#### Given exercise:
In full and without alteration, repeat the material.
┌──
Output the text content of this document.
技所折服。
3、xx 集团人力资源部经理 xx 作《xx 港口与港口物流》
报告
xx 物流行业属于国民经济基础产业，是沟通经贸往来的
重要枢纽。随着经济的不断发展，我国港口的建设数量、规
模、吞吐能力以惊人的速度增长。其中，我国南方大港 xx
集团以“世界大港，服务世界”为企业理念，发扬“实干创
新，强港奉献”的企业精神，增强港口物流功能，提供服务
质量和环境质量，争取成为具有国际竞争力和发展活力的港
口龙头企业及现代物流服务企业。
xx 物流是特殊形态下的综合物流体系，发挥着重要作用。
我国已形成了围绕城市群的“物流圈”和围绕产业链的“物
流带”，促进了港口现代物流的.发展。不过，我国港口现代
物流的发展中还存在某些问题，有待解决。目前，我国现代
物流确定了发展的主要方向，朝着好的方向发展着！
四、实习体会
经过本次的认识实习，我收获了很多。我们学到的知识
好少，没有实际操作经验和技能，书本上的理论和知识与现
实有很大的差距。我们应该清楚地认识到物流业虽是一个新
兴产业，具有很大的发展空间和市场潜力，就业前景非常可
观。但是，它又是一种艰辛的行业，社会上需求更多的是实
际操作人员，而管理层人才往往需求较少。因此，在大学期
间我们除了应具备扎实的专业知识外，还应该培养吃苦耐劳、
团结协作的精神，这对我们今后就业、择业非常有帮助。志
└──
#### Task answer:
Output the text content of this document.
技所折服。
3、xx 集团人力资源部经理 xx 作《xx 港口与港口物流》
报告
xx 物流行业属于国民经济基础产业，是沟通经贸往来的
重要枢纽。随着经济的不断发展，我国港口的建设数量、规
模、吞吐能力以惊人的速度增长。其中，我国南方大港 xx
集团以“世界大港，服务世界”为企业理念，发扬“实干创
新，强港奉献”的企业精神，增强港口物流功能，提供服务
质量和环境质量，争取成为具有国际竞争力和发展活力的港
口龙头企业及现代物流服务企业。
xx 物流是特殊形态下的综合物流体系，发挥着重要作用。
我国已形成了围绕城市群的“物流圈”和围绕产业链的“物
流带”，促进了港口现代物流的.发展。不过，我国港口现代
物流的发展中还存在某些问题，有待解决。目前，我国现代
物流确定了发展的主要方向，朝着好的方向发展着！
四、实习体会
经过本次的认识实习，我收获了很多。我们学到的知识
好少，没有实际操作经验和技能，书本上的理论和知识与现
实有很大的差距。我们应该清楚地认识到物流业虽是一个新
兴产业，具有很大的发展空间和市场潜力，就业前景非常可
观。但是，它又是一种艰辛的行业，社会上需求更多的是实
际操作人员，而管理层人才往往需求较少。因此，在大学期
间我们除了应具备扎实的专业知识外，还应该培养吃苦耐劳、
团结协作的精神，这对我们今后就业、择业非常有帮助。志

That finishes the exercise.